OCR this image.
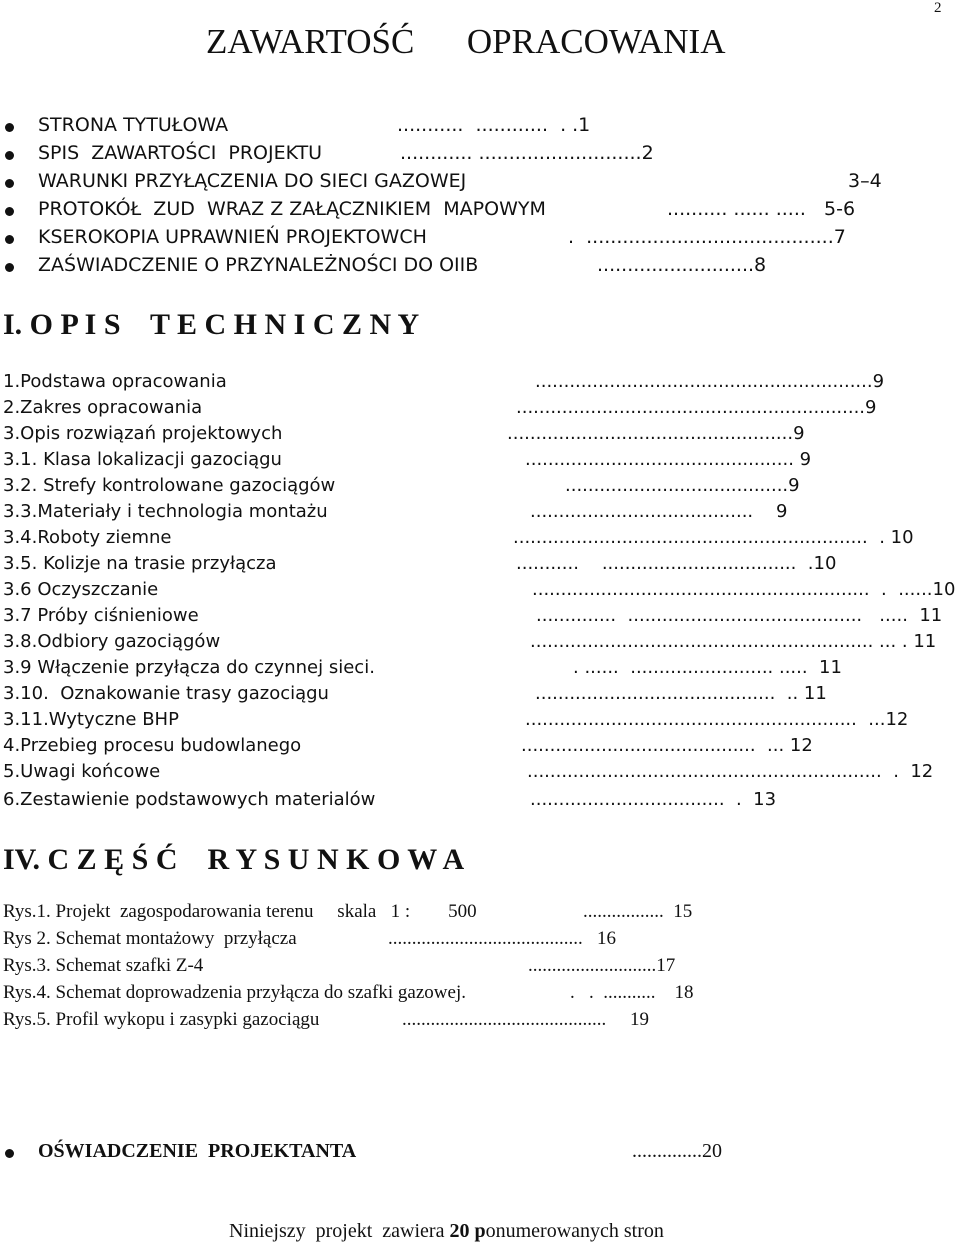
2
ZAWARTOŚĆ      OPRACOWANIA
STRONA TYTUŁOWA	...........  ............  . .1
SPIS  ZAWARTOŚCI  PROJEKTU	............ ...........................2
WARUNKI PRZYŁĄCZENIA DO SIECI GAZOWEJ	3–4
PROTOKÓŁ  ZUD  WRAZ Z ZAŁĄCZNIKIEM  MAPOWYM	.......... ...... .....   5-6
KSEROKOPIA UPRAWNIEŃ PROJEKTOWCH	.  .........................................7
ZAŚWIADCZENIE O PRZYNALEŻNOŚCI DO OIIB	..........................8
I. O P I S    T E C H N I C Z N Y
1.Podstawa opracowania	...........................................................9
2.Zakres opracowania	.............................................................9
3.Opis rozwiązań projektowych	..................................................9
3.1. Klasa lokalizacji gazociągu	............................................... 9
3.2. Strefy kontrolowane gazociągów	.......................................9
3.3.Materiały i technologia montażu	.......................................    9
3.4.Roboty ziemne	..............................................................  . 10
3.5. Kolizje na trasie przyłącza	...........    ..................................  .10
3.6 Oczyszczanie	...........................................................  .  ......10
3.7 Próby ciśnieniowe	..............  .........................................   .....  11
3.8.Odbiory gazociągów	............................................................ ... . 11
3.9 Włączenie przyłącza do czynnej sieci.	. ......  ......................... .....  11
3.10.  Oznakowanie trasy gazociągu	..........................................  .. 11
3.11.Wytyczne BHP	..........................................................  ...12
4.Przebieg procesu budowlanego	.........................................  ... 12
5.Uwagi końcowe	..............................................................  .  12
6.Zestawienie podstawowych materialów	..................................  .  13
IV. C Z Ę Ś Ć    R Y S U N K O W A
Rys.1. Projekt  zagospodarowania terenu     skala   1 :        500	.................  15
Rys 2. Schemat montażowy  przyłącza	.........................................   16
Rys.3. Schemat szafki Z-4	...........................17
Rys.4. Schemat doprowadzenia przyłącza do szafki gazowej.	.   .  ...........    18
Rys.5. Profil wykopu i zasypki gazociągu	...........................................     19
OŚWIADCZENIE  PROJEKTANTA	..............20
Niniejszy  projekt  zawiera 20 ponumerowanych stron
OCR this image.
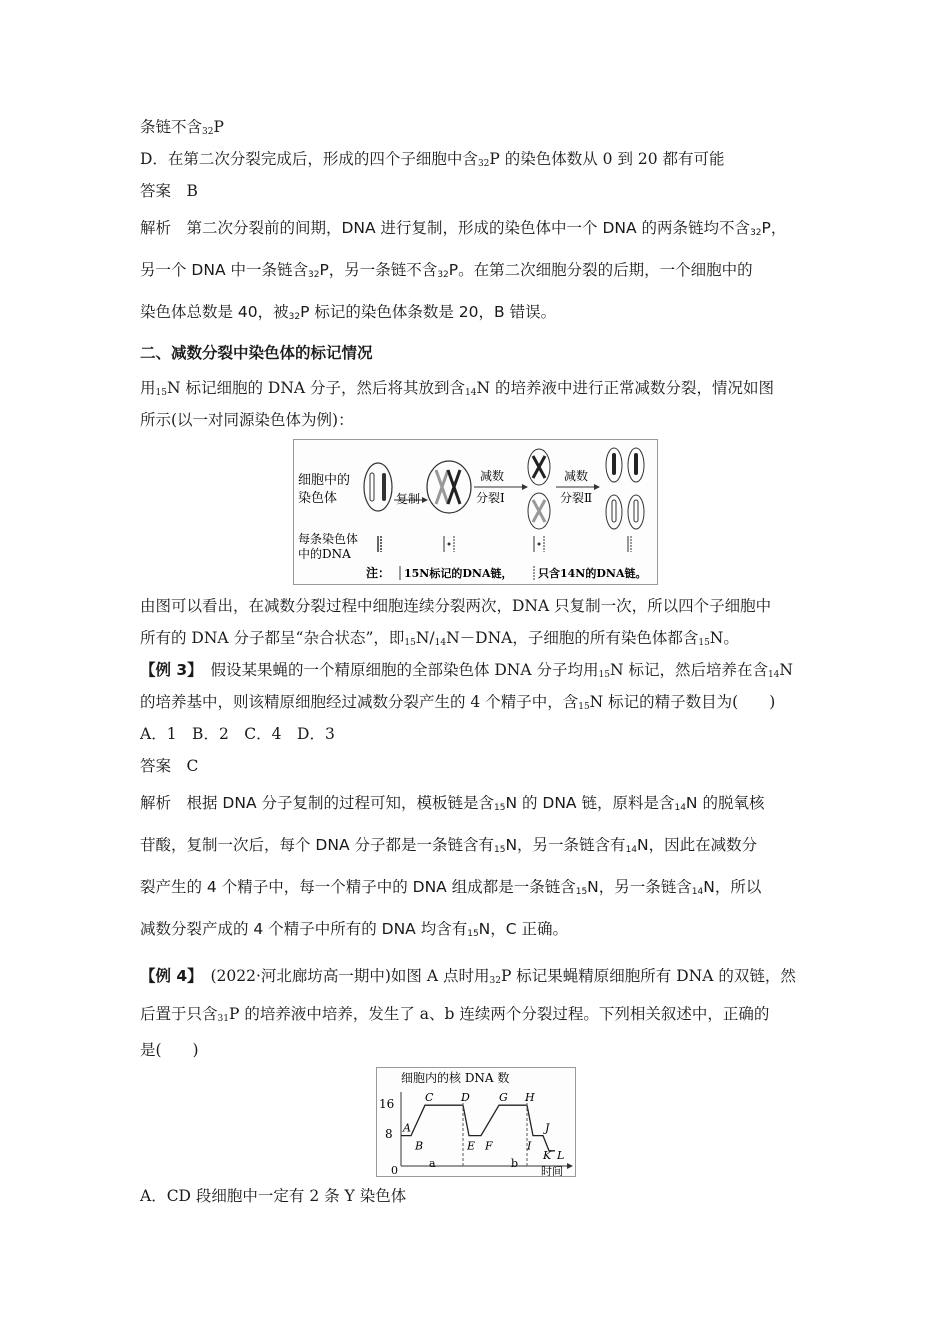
条链不含$_{32}$P
D．在第二次分裂完成后，形成的四个子细胞中含$_{32}$P 的染色体数从 0 到 20 都有可能
答案　B
解析　第二次分裂前的间期，DNA 进行复制，形成的染色体中一个 DNA 的两条链均不含$_{32}$P，
另一个 DNA 中一条链含$_{32}$P，另一条链不含$_{32}$P。在第二次细胞分裂的后期，一个细胞中的
染色体总数是 40，被$_{32}$P 标记的染色体条数是 20，B 错误。
二、减数分裂中染色体的标记情况
用$_{15}$N 标记细胞的 DNA 分子，然后将其放到含$_{14}$N 的培养液中进行正常减数分裂，情况如图
所示(以一对同源染色体为例)：
细胞中的
染色体	复制
减数
分裂Ⅰ
减数
分裂Ⅱ
每条染色体
中的DNA
注： 15N标记的DNA链， 只含14N的DNA链。
由图可以看出，在减数分裂过程中细胞连续分裂两次，DNA 只复制一次，所以四个子细胞中
所有的 DNA 分子都呈“杂合状态”，即$_{15}N/_{14}N-DNA$，子细胞的所有染色体都含$_{15}$N。
【例 3】　 假设某果蝇的一个精原细胞的全部染色体 DNA 分子均用$_{15}$N 标记，然后培养在含$_{14}$N
的培养基中，则该精原细胞经过减数分裂产生的 4 个精子中，含$_{15}$N 标记的精子数目为(　　)
A．1　B．2　C．4　D．3
答案　C
解析　根据 DNA 分子复制的过程可知，模板链是含$_{15}$N 的 DNA 链，原料是含$_{14}$N 的脱氧核
苷酸，复制一次后，每个 DNA 分子都是一条链含有$_{15}$N，另一条链含有$_{14}$N，因此在减数分
裂产生的 4 个精子中，每一个精子中的 DNA 组成都是一条链含$_{15}$N，另一条链含$_{14}$N，所以
减数分裂产成的 4 个精子中所有的 DNA 均含有$_{15}$N，C 正确。
【例 4】　 (2022·河北廊坊高一期中)如图 A 点时用$_{32}$P 标记果蝇精原细胞所有 DNA 的双链，然
后置于只含$_{31}$P 的培养液中培养，发生了 a、b 连续两个分裂过程。下列相关叙述中，正确的
是(　　)
细胞内的核 DNA 数
16
8
0	时间
a	b
A
B
C	D
E F
G H
I
J
K L
A．CD 段细胞中一定有 2 条 Y 染色体
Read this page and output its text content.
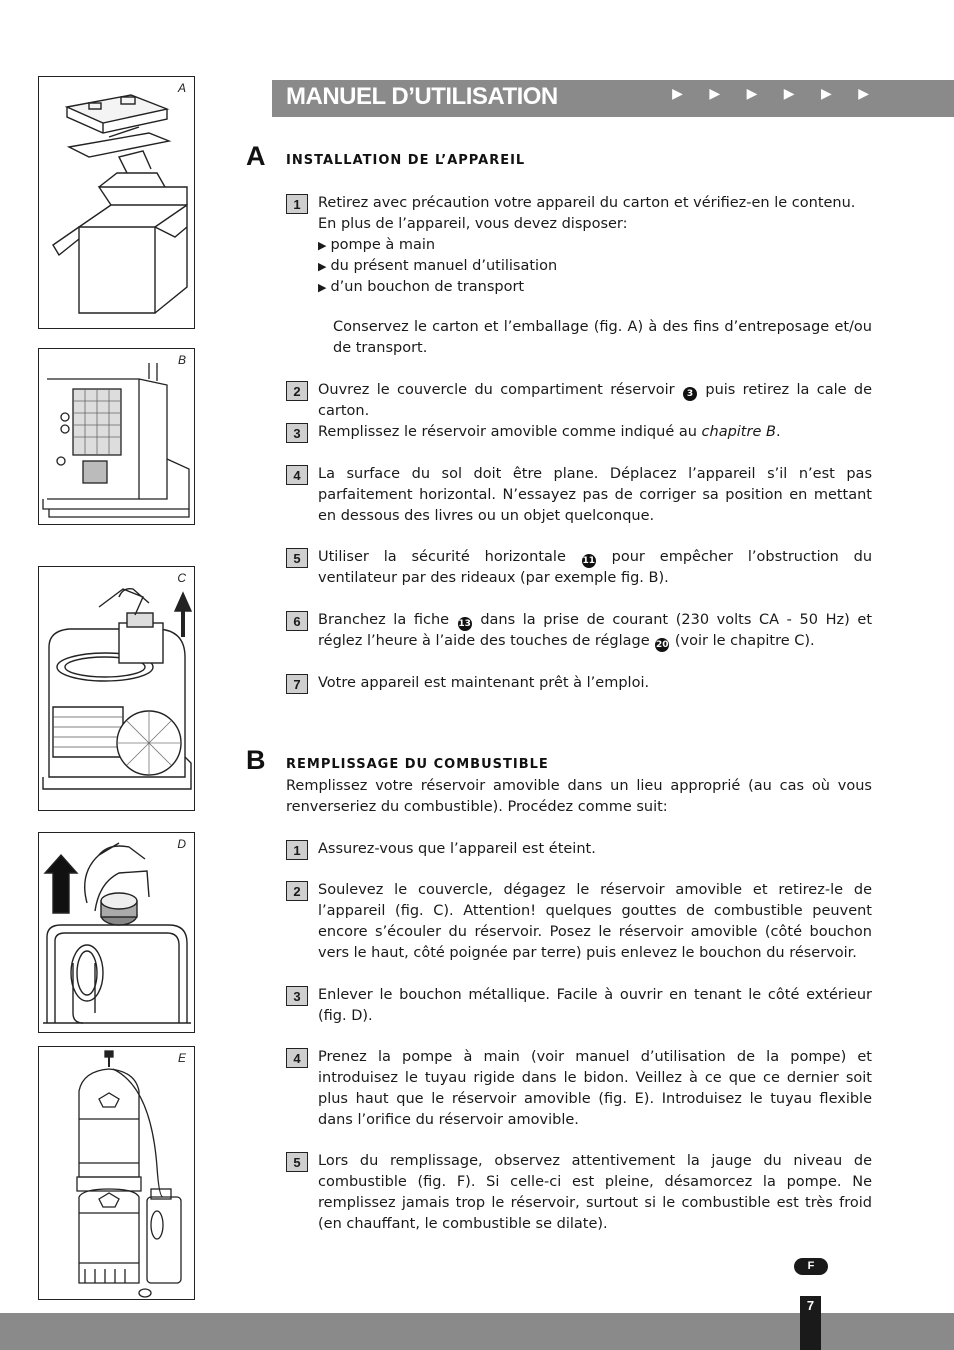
MANUEL D’UTILISATION	▶ ▶ ▶ ▶ ▶ ▶
A
B
C
D
E
A INSTALLATION DE L’APPAREIL
1	Retirez avec précaution votre appareil du carton et vérifiez-en le contenu.

En plus de l’appareil, vous devez disposer:

▶ pompe à main

▶ du présent manuel d’utilisation

▶ d’un bouchon de transport

Conservez le carton et l’emballage (fig. A) à des fins d’entreposage et/ou de transport.

2	Ouvrez le couvercle du compartiment réservoir 3 puis retirez la cale de carton.
3	Remplissez le réservoir amovible comme indiqué au chapitre B.
4	La surface du sol doit être plane. Déplacez l’appareil s’il n’est pas parfaitement horizontal. N’essayez pas de corriger sa position en mettant en dessous des livres ou un objet quelconque.
5	Utiliser la sécurité horizontale 11 pour empêcher l’obstruction du ventilateur par des rideaux (par exemple fig. B).
6	Branchez la fiche 13 dans la prise de courant (230 volts CA - 50 Hz) et réglez l’heure à l’aide des touches de réglage 20 (voir le chapitre C).
7	Votre appareil est maintenant prêt à l’emploi.
B REMPLISSAGE DU COMBUSTIBLE
Remplissez votre réservoir amovible dans un lieu approprié (au cas où vous renverseriez du combustible). Procédez comme suit:
1	Assurez-vous que l’appareil est éteint.
2	Soulevez le couvercle, dégagez le réservoir amovible et retirez-le de l’appareil (fig. C). Attention! quelques gouttes de combustible peuvent encore s’écouler du réservoir. Posez le réservoir amovible (côté bouchon vers le haut, côté poignée par terre) puis enlevez le bouchon du réservoir.
3	Enlever le bouchon métallique. Facile à ouvrir en tenant le côté extérieur (fig. D).
4	Prenez la pompe à main (voir manuel d’utilisation de la pompe) et introduisez le tuyau rigide dans le bidon. Veillez à ce que ce dernier soit plus haut que le réservoir amovible (fig. E). Introduisez le tuyau flexible dans l’orifice du réservoir amovible.
5	Lors du remplissage, observez attentivement la jauge du niveau de combustible (fig. F). Si celle-ci est pleine, désamorcez la pompe. Ne remplissez jamais trop le réservoir, surtout si le combustible est très froid (en chauffant, le combustible se dilate).
F
7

————

What you have to do — Copy all lines from the material that hold "côté".

Output —
2	Soulevez le couvercle, dégagez le réservoir amovible et retirez-le de l’appareil (fig. C). Attention! quelques gouttes de combustible peuvent encore s’écouler du réservoir. Posez le réservoir amovible (côté bouchon vers le haut, côté poignée par terre) puis enlevez le bouchon du réservoir.
3	Enlever le bouchon métallique. Facile à ouvrir en tenant le côté extérieur (fig. D).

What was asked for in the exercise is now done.